Given instruction: Copy out the records in full, word for word, without pictures.

Saved entries:
▬▬▬▬▬▬

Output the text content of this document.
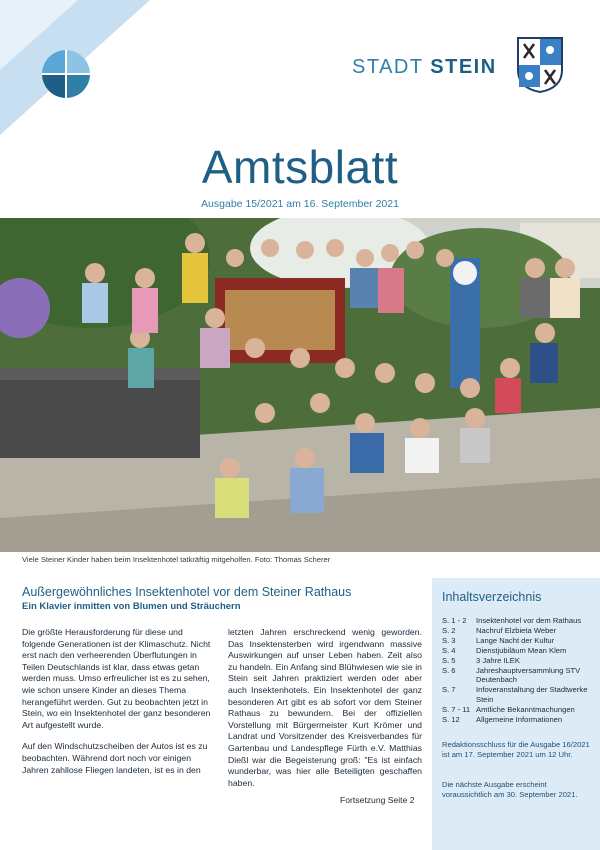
STADT STEIN
Amtsblatt
Ausgabe 15/2021 am 16. September 2021
Viele Steiner Kinder haben beim Insektenhotel tatkräftig mitgeholfen. Foto: Thomas Scherer
Außergewöhnliches Insektenhotel vor dem Steiner Rathaus
Ein Klavier inmitten von Blumen und Sträuchern

Die größte Herausforderung für diese und folgende Generationen ist der Klimaschutz. Nicht erst nach den verheerenden Überflutungen in Teilen Deutschlands ist klar, dass etwas getan werden muss. Umso erfreulicher ist es zu sehen, wie schon unsere Kinder an dieses Thema herangeführt werden. Gut zu beobachten jetzt in Stein, wo ein Insektenhotel der ganz besonderen Art aufgestellt wurde.

Auf den Windschutzscheiben der Autos ist es zu beobachten. Während dort noch vor einigen Jahren zahllose Fliegen landeten, ist es in den

letzten Jahren erschreckend wenig geworden. Das Insektensterben wird irgendwann massive Auswirkungen auf unser Leben haben. Zeit also zu handeln. Ein Anfang sind Blühwiesen wie sie in Stein seit Jahren praktiziert werden oder aber auch Insektenhotels. Ein Insektenhotel der ganz besonderen Art gibt es ab sofort vor dem Steiner Rathaus zu bewundern. Bei der offiziellen Vorstellung mit Bürgermeister Kurt Krömer und Landrat und Vorsitzender des Kreisverbandes für Gartenbau und Landespflege Fürth e.V. Matthias Dießl war die Begeisterung groß: "Es ist einfach wunderbar, was hier alle Beteiligten geschaffen haben.

Fortsetzung Seite 2
Inhaltsverzeichnis
S. 1 - 2	Insektenhotel vor dem Rathaus
S. 2	Nachruf Elzbieta Weber
S. 3	Lange Nacht der Kultur
S. 4	Dienstjubiläum Mean Klem
S. 5	3 Jahre ILEK
S. 6	Jahreshauptversammlung STV Deutenbach
S. 7	Infoveranstaltung der Stadtwerke Stein
S. 7 - 11 Amtliche Bekanntmachungen
S. 12	Allgemeine Informationen
Redaktionsschluss für die Ausgabe 16/2021 ist am 17. September 2021 um 12 Uhr.
Die nächste Ausgabe erscheint voraussichtlich am 30. September 2021.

▬▬▬▬▬▬

Final result:
Output the text content of this document.
STADT STEIN
Amtsblatt
Ausgabe 15/2021 am 16. September 2021
Viele Steiner Kinder haben beim Insektenhotel tatkräftig mitgeholfen. Foto: Thomas Scherer
Außergewöhnliches Insektenhotel vor dem Steiner Rathaus
Ein Klavier inmitten von Blumen und Sträuchern

Die größte Herausforderung für diese und folgende Generationen ist der Klimaschutz. Nicht erst nach den verheerenden Überflutungen in Teilen Deutschlands ist klar, dass etwas getan werden muss. Umso erfreulicher ist es zu sehen, wie schon unsere Kinder an dieses Thema herangeführt werden. Gut zu beobachten jetzt in Stein, wo ein Insektenhotel der ganz besonderen Art aufgestellt wurde.

Auf den Windschutzscheiben der Autos ist es zu beobachten. Während dort noch vor einigen Jahren zahllose Fliegen landeten, ist es in den

letzten Jahren erschreckend wenig geworden. Das Insektensterben wird irgendwann massive Auswirkungen auf unser Leben haben. Zeit also zu handeln. Ein Anfang sind Blühwiesen wie sie in Stein seit Jahren praktiziert werden oder aber auch Insektenhotels. Ein Insektenhotel der ganz besonderen Art gibt es ab sofort vor dem Steiner Rathaus zu bewundern. Bei der offiziellen Vorstellung mit Bürgermeister Kurt Krömer und Landrat und Vorsitzender des Kreisverbandes für Gartenbau und Landespflege Fürth e.V. Matthias Dießl war die Begeisterung groß: "Es ist einfach wunderbar, was hier alle Beteiligten geschaffen haben.

Fortsetzung Seite 2
Inhaltsverzeichnis
S. 1 - 2	Insektenhotel vor dem Rathaus
S. 2	Nachruf Elzbieta Weber
S. 3	Lange Nacht der Kultur
S. 4	Dienstjubiläum Mean Klem
S. 5	3 Jahre ILEK
S. 6	Jahreshauptversammlung STV Deutenbach
S. 7	Infoveranstaltung der Stadtwerke Stein
S. 7 - 11 Amtliche Bekanntmachungen
S. 12	Allgemeine Informationen
Redaktionsschluss für die Ausgabe 16/2021 ist am 17. September 2021 um 12 Uhr.
Die nächste Ausgabe erscheint voraussichtlich am 30. September 2021.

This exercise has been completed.